**Written task**: Copy every line of the data that includes the string "ATEX".

**Available records**:
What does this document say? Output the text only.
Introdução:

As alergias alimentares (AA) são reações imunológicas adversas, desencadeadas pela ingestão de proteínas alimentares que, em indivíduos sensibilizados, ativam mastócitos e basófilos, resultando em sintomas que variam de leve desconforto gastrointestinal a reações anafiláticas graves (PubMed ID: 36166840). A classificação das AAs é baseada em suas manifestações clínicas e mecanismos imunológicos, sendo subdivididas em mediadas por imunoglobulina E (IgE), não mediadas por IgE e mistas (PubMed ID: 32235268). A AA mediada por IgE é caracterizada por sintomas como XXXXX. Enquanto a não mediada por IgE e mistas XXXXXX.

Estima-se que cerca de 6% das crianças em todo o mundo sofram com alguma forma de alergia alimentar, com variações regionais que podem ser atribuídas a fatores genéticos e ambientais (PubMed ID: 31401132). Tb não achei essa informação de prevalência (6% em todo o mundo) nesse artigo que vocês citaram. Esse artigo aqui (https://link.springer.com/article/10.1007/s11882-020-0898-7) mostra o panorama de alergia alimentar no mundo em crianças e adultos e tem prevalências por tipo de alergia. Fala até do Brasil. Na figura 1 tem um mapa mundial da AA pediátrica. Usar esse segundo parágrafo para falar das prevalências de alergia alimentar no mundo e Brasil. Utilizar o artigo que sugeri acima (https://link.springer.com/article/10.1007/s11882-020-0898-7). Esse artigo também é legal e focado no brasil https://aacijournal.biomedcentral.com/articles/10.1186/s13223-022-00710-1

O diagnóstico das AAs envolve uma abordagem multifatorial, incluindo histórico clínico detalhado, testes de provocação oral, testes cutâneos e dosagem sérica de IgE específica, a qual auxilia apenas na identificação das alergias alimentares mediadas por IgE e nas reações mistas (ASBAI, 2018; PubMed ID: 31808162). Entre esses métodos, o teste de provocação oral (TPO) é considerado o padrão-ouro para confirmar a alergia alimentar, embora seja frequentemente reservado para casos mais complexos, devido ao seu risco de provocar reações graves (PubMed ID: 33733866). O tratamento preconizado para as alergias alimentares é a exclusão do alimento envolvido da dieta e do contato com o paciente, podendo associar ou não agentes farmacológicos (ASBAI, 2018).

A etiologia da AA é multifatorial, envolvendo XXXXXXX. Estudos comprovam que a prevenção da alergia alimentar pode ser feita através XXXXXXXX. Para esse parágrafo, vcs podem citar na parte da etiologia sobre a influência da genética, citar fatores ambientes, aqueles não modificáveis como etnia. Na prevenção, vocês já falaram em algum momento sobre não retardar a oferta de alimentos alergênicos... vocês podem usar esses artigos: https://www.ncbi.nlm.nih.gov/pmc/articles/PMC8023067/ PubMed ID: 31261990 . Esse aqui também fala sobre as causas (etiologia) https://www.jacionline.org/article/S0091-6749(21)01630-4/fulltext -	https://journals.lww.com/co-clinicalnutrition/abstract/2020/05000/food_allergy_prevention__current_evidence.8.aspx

--

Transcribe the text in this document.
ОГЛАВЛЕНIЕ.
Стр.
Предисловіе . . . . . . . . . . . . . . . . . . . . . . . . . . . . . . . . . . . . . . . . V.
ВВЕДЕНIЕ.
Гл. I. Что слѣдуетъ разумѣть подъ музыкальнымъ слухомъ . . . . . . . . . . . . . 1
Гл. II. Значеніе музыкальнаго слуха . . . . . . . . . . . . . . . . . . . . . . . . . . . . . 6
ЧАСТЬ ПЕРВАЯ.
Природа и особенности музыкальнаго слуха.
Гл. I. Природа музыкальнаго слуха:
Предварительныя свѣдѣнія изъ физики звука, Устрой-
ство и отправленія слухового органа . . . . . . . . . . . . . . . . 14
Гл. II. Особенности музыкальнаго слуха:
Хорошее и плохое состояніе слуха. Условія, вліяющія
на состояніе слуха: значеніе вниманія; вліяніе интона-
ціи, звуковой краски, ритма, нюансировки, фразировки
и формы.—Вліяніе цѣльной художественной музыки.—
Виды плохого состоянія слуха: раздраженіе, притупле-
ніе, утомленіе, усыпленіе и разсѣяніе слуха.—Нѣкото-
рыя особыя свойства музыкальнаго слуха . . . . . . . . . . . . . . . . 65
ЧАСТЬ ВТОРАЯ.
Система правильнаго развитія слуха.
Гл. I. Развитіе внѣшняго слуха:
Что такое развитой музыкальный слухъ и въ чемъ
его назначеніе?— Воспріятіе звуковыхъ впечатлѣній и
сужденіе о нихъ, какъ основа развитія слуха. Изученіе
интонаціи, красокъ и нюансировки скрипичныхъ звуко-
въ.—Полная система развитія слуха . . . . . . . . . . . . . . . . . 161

--

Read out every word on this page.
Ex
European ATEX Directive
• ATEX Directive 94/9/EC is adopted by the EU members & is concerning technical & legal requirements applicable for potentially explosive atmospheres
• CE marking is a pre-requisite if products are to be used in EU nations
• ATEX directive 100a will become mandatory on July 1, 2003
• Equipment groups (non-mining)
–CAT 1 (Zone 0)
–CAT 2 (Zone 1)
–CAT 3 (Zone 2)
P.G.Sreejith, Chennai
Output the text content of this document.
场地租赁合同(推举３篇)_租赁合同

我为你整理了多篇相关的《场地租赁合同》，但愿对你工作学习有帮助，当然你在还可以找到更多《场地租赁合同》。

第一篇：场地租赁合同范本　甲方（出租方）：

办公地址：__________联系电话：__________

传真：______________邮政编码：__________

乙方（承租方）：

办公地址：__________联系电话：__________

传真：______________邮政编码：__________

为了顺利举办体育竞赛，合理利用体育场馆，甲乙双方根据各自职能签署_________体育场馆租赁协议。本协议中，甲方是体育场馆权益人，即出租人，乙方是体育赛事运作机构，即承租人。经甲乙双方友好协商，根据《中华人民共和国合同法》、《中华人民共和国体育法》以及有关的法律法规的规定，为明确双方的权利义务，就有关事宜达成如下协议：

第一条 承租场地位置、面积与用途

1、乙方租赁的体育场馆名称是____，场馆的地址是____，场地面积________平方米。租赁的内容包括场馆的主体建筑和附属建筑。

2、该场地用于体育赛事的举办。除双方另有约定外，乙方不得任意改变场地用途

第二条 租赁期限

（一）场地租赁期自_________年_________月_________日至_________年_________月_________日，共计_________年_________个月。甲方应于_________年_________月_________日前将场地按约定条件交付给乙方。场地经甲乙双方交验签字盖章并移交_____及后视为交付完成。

**Complete output**:
European ATEX Directive
• ATEX Directive 94/9/EC is adopted by the EU members & is concerning technical & legal requirements applicable for potentially explosive atmospheres
• ATEX directive 100a will become mandatory on July 1, 2003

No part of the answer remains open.